Figure data in JSON:
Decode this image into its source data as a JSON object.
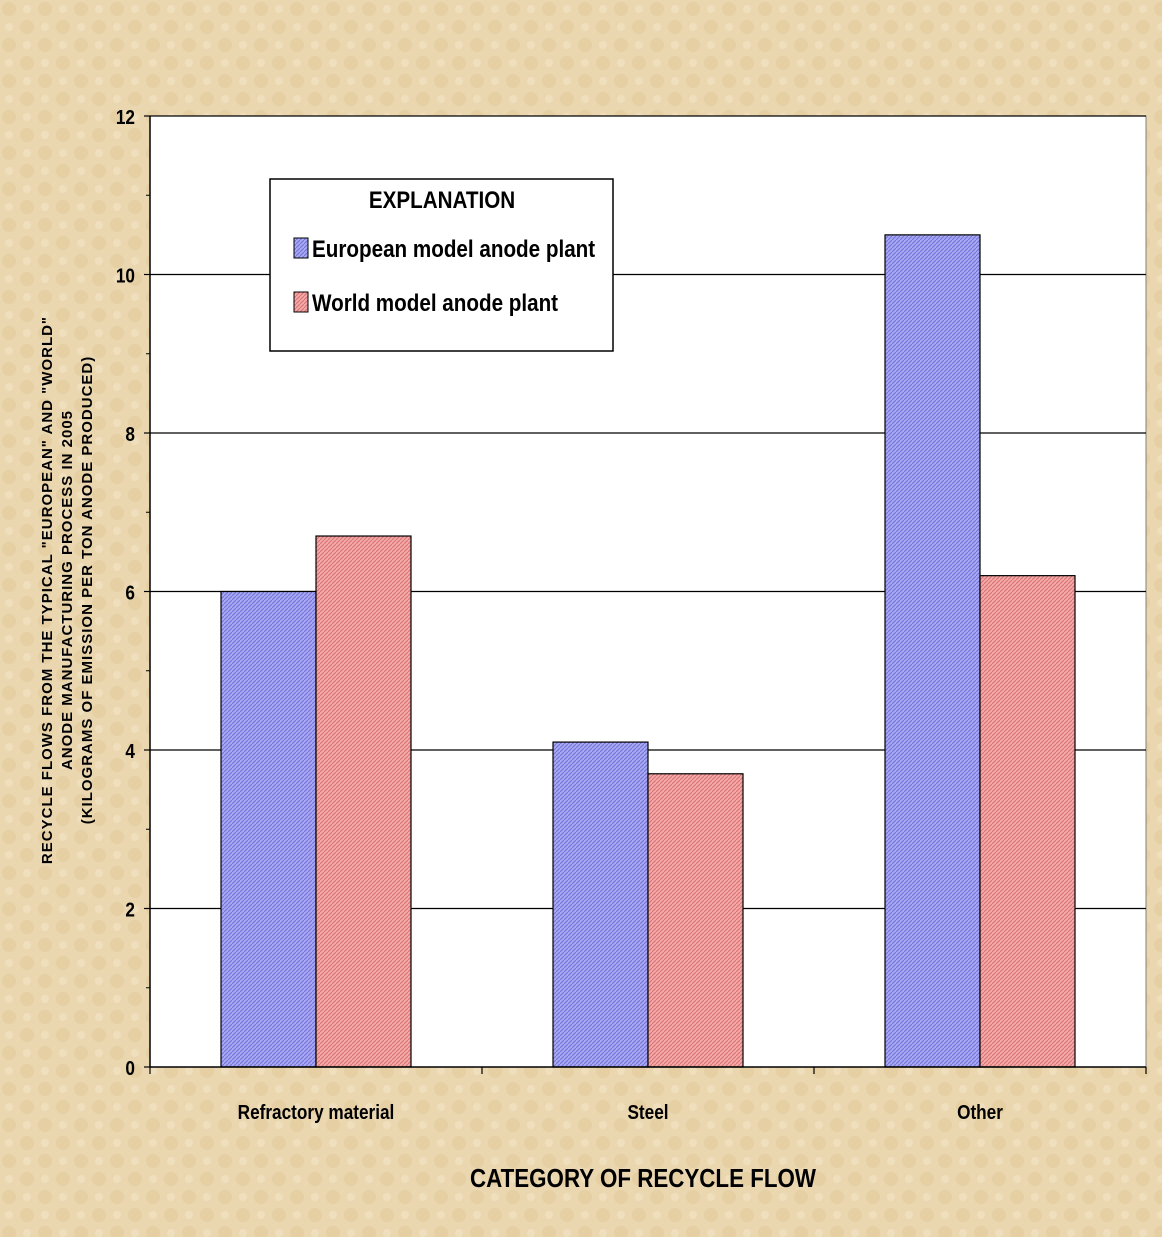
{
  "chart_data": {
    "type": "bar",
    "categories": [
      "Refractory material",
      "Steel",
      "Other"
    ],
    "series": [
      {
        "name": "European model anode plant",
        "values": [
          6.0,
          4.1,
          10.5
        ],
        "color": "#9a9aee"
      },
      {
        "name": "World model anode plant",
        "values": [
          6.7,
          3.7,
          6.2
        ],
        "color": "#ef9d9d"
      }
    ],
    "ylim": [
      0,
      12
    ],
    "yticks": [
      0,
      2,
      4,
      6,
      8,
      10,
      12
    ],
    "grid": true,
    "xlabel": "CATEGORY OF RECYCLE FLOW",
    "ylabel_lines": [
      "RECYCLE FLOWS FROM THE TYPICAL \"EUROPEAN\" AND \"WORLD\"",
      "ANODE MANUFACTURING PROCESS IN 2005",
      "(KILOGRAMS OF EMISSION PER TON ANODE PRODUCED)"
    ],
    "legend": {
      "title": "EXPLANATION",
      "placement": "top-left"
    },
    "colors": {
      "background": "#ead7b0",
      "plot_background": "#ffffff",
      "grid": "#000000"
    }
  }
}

TASK TO CARRY OUT: Show the lines where the word "RECYCLE" appears in the entries.

WRITTEN REPLY:
    "xlabel": "CATEGORY OF RECYCLE FLOW",
      "RECYCLE FLOWS FROM THE TYPICAL \"EUROPEAN\" AND \"WORLD\"",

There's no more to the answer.